Exercise objective: Go through the material below and copy all lines with "caption".

— begin Input —

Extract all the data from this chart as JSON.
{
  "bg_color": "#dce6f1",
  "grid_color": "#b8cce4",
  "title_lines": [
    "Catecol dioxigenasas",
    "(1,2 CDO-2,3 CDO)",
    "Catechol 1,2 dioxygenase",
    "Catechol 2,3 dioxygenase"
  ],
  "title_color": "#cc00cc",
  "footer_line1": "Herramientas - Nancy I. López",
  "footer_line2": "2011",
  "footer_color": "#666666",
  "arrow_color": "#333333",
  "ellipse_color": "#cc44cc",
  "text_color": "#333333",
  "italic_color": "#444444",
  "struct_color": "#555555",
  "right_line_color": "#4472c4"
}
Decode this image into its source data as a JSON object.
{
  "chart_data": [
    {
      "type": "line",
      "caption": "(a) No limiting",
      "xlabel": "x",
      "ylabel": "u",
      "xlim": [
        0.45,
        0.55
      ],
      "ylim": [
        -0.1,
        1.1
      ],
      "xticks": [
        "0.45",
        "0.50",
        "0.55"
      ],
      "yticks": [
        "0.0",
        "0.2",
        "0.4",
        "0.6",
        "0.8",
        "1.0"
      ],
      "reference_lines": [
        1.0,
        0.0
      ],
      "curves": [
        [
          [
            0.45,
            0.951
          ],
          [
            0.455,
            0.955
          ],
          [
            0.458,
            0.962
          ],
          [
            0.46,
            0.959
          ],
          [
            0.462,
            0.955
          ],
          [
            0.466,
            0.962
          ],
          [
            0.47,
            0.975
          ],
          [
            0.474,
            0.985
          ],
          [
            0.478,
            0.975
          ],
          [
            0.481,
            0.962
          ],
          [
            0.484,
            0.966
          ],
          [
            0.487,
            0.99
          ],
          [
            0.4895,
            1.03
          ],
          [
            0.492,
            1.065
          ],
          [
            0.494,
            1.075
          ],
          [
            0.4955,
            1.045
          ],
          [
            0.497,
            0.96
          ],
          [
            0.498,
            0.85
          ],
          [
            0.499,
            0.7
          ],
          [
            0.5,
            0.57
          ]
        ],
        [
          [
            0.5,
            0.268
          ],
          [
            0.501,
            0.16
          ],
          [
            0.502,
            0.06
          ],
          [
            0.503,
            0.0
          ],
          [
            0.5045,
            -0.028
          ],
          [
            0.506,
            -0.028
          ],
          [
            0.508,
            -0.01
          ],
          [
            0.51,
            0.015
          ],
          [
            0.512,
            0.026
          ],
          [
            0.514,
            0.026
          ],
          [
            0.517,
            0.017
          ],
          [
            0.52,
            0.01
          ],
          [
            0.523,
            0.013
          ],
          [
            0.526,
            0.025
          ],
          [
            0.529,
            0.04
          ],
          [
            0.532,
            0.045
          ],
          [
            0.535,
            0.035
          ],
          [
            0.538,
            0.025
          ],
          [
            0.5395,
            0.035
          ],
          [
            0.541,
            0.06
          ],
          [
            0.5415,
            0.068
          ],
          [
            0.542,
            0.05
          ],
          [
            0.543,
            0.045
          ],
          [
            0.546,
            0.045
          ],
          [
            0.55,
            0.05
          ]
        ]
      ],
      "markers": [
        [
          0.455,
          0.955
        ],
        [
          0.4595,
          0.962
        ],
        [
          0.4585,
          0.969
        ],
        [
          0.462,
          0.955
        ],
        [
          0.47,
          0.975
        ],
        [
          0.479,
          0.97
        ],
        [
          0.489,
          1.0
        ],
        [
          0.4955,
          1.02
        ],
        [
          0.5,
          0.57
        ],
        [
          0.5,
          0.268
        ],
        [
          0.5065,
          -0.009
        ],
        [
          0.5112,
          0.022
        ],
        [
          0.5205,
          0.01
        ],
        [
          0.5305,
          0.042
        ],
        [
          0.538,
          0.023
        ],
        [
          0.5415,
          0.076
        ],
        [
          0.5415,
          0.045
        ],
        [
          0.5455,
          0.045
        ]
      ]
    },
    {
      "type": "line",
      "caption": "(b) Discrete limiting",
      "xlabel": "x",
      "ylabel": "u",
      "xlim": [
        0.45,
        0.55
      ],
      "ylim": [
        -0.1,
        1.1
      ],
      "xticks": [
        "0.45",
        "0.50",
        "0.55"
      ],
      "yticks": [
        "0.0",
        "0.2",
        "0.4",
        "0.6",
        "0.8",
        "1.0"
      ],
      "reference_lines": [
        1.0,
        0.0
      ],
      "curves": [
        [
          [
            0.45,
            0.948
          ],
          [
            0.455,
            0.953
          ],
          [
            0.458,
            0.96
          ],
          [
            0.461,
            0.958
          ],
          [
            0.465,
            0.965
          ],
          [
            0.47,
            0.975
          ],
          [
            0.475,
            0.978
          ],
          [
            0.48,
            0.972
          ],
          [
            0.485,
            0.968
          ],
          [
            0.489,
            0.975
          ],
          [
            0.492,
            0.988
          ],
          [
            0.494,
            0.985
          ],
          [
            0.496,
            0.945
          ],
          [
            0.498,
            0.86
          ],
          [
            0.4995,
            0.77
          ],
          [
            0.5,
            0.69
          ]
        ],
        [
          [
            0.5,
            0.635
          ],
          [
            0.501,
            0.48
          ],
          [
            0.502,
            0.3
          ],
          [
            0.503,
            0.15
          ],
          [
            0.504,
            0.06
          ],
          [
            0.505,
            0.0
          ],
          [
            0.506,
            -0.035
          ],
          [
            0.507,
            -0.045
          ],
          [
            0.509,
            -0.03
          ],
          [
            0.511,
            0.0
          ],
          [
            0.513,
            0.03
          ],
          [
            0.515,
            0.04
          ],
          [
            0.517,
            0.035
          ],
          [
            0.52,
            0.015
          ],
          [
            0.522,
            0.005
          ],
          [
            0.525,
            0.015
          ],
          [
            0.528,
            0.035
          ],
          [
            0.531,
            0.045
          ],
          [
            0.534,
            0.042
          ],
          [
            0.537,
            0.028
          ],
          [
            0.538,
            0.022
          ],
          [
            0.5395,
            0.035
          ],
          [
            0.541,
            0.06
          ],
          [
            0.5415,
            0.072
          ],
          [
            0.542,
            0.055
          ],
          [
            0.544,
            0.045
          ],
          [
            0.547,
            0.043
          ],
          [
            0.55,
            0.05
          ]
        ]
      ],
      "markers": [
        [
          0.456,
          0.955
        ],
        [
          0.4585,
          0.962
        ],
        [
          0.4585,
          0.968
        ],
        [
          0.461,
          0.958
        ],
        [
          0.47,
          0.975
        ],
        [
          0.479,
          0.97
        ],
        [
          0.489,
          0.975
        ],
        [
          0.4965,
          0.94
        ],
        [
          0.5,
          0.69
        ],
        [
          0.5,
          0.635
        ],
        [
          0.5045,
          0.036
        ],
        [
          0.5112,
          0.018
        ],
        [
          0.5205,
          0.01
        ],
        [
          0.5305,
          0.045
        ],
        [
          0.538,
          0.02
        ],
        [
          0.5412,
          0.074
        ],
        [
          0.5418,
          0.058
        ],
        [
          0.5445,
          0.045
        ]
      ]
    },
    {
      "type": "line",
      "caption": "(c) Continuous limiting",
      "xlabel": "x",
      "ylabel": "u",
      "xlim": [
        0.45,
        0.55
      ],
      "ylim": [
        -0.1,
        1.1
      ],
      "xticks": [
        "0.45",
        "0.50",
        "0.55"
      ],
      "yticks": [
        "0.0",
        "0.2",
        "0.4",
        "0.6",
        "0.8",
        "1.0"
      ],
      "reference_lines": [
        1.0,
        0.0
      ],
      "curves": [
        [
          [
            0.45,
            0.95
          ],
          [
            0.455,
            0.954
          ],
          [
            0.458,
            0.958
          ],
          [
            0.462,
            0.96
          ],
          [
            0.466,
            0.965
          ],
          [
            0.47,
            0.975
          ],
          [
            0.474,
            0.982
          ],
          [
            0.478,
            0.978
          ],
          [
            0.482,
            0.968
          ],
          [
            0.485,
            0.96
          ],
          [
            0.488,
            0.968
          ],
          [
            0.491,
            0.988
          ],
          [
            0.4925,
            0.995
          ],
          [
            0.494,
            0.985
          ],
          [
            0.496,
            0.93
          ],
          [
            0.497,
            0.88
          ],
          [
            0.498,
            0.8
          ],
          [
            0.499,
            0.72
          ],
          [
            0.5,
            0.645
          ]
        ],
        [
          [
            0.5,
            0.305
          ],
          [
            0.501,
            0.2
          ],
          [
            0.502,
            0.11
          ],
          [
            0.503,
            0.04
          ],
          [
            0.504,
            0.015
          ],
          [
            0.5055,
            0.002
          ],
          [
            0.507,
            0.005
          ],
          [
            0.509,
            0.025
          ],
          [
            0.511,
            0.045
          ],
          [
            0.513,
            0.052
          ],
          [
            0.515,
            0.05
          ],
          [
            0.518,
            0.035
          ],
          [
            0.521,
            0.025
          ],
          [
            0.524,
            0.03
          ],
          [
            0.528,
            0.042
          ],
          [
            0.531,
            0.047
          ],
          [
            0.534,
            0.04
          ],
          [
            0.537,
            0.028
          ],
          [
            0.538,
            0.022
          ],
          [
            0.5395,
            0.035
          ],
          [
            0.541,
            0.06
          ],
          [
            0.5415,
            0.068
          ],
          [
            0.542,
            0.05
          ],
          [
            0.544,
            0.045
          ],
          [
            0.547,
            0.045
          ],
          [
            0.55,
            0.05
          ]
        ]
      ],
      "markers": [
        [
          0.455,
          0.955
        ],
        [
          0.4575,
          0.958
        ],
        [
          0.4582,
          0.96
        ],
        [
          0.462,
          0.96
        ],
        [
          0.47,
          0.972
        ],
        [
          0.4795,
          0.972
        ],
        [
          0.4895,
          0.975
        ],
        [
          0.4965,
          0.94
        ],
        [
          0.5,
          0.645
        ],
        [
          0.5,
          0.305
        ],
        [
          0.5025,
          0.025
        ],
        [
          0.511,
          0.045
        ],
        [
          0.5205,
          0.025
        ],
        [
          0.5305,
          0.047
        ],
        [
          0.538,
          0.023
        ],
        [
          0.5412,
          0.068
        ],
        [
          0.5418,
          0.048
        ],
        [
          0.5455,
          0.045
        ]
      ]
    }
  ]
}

— end Input —

Complete response:
      "caption": "(a) No limiting",
      "caption": "(b) Discrete limiting",
      "caption": "(c) Continuous limiting",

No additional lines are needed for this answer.